● **Problem to work on**:
Sort through the data and copy the lines holding the word "MUSE".

● **Extracted data**:
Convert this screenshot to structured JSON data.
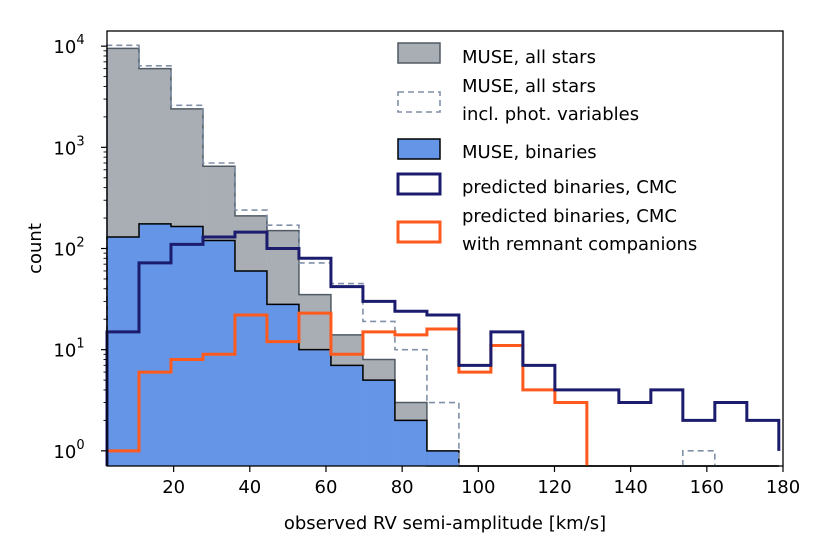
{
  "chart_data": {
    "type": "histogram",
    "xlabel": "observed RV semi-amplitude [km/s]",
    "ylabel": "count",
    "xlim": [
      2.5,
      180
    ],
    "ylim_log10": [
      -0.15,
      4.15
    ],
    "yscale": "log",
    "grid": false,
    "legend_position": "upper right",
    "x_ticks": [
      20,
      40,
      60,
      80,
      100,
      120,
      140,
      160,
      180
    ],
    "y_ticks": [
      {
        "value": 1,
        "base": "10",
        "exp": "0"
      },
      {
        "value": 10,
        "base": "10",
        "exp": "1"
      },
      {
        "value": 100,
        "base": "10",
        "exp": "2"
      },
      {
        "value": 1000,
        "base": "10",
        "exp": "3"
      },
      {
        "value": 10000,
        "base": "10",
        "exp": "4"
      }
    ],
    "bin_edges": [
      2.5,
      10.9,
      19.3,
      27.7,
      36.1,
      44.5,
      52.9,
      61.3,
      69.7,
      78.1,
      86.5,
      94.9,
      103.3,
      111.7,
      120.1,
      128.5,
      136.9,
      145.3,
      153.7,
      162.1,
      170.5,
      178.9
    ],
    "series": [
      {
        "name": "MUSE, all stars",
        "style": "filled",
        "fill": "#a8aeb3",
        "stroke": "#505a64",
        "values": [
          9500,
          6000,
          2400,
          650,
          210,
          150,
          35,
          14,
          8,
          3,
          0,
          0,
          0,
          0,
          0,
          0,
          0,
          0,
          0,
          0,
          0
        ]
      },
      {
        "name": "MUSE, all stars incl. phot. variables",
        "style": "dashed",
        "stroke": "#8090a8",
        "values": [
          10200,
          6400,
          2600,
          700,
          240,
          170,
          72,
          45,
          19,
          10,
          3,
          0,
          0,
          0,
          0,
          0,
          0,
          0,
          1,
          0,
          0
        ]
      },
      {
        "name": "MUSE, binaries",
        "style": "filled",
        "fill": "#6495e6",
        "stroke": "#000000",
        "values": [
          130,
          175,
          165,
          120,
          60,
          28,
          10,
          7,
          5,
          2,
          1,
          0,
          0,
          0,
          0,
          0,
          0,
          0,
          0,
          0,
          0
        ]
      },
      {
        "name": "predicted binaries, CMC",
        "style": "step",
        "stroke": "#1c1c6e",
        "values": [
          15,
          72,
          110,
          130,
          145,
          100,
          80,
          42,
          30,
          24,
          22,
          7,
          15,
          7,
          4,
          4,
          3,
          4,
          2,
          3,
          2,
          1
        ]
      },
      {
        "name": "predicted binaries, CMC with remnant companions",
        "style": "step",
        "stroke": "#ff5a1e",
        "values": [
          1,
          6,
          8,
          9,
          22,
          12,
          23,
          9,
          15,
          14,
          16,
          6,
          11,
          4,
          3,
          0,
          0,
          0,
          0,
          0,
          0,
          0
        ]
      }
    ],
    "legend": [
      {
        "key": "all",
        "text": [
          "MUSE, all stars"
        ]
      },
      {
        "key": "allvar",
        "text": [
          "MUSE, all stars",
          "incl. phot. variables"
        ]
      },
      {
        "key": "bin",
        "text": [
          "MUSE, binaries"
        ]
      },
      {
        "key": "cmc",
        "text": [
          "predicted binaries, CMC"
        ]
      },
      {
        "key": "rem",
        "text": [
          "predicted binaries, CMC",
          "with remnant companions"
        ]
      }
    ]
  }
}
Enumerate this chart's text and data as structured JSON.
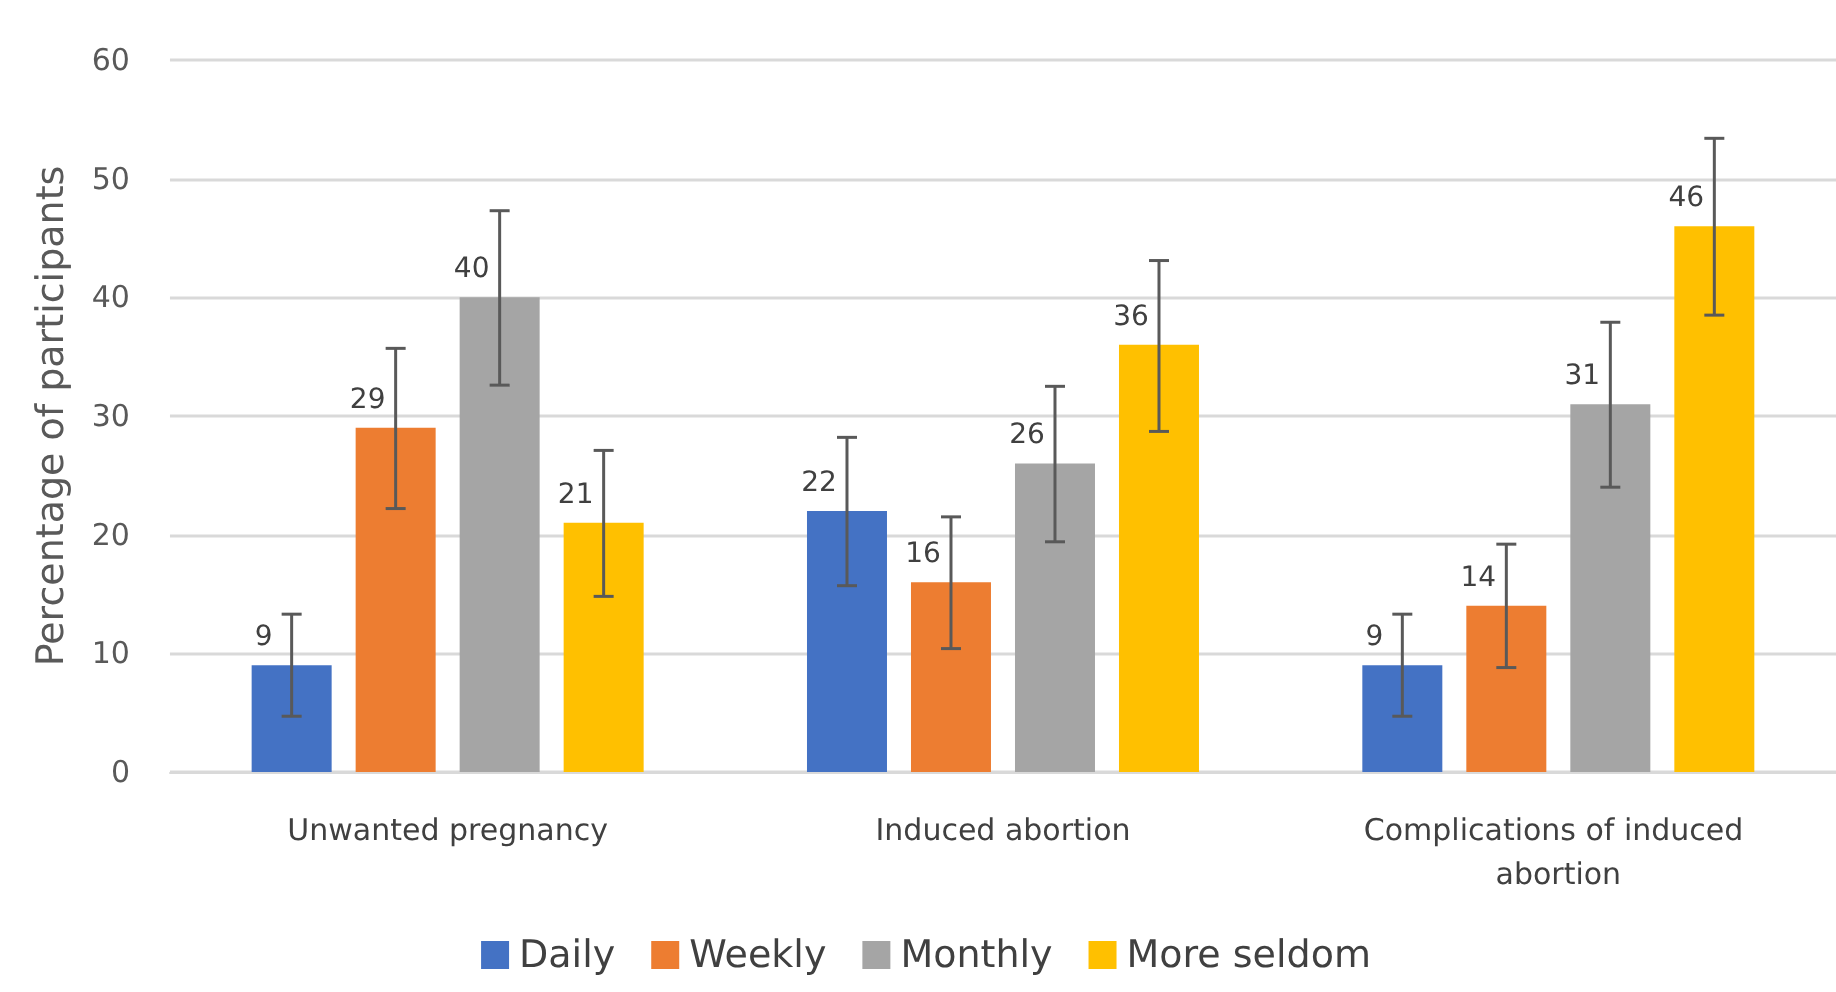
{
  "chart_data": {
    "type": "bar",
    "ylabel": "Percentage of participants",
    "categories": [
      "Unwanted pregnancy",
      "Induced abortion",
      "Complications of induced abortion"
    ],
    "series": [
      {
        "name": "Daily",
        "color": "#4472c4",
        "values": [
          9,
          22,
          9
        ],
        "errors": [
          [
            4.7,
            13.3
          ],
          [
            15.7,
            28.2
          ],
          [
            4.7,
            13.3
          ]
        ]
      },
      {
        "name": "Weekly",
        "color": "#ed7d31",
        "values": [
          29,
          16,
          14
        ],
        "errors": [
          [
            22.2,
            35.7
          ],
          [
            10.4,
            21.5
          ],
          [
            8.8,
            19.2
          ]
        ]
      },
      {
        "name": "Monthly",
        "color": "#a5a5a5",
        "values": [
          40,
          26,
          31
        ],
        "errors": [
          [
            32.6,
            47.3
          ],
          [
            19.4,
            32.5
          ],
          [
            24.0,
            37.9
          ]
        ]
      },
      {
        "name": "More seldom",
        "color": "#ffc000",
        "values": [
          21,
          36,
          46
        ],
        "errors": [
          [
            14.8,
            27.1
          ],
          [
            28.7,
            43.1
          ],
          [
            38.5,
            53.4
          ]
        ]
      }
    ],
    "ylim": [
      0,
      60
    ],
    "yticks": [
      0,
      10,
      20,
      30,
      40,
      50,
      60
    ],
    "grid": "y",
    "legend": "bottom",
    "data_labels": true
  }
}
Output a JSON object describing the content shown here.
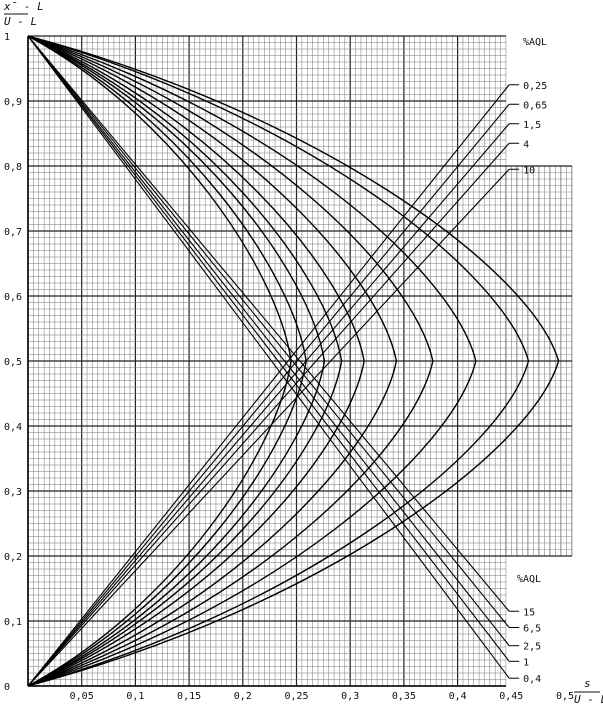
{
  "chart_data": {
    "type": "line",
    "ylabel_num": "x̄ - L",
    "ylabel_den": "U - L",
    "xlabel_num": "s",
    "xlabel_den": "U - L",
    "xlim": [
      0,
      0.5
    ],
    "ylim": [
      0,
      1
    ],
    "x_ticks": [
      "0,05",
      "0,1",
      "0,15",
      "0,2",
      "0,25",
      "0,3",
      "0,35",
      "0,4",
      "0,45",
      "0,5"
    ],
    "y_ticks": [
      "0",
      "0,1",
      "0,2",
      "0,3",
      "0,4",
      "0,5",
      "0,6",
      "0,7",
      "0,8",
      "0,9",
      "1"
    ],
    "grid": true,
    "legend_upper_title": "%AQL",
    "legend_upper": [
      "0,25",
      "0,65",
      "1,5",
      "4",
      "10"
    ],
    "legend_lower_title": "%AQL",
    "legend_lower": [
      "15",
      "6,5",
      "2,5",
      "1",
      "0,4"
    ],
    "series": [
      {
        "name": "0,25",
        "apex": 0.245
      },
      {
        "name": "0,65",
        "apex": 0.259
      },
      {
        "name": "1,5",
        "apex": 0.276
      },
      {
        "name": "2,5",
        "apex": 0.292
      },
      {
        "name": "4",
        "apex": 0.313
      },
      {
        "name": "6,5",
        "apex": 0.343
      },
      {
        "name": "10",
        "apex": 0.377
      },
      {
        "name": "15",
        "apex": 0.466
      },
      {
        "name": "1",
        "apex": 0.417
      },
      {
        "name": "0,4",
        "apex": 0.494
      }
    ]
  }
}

● **Answer to this exercise**:
        "name": "MUSE, all stars",
        "name": "MUSE, all stars incl. phot. variables",
        "name": "MUSE, binaries",
          "MUSE, all stars"
          "MUSE, all stars",
          "MUSE, binaries"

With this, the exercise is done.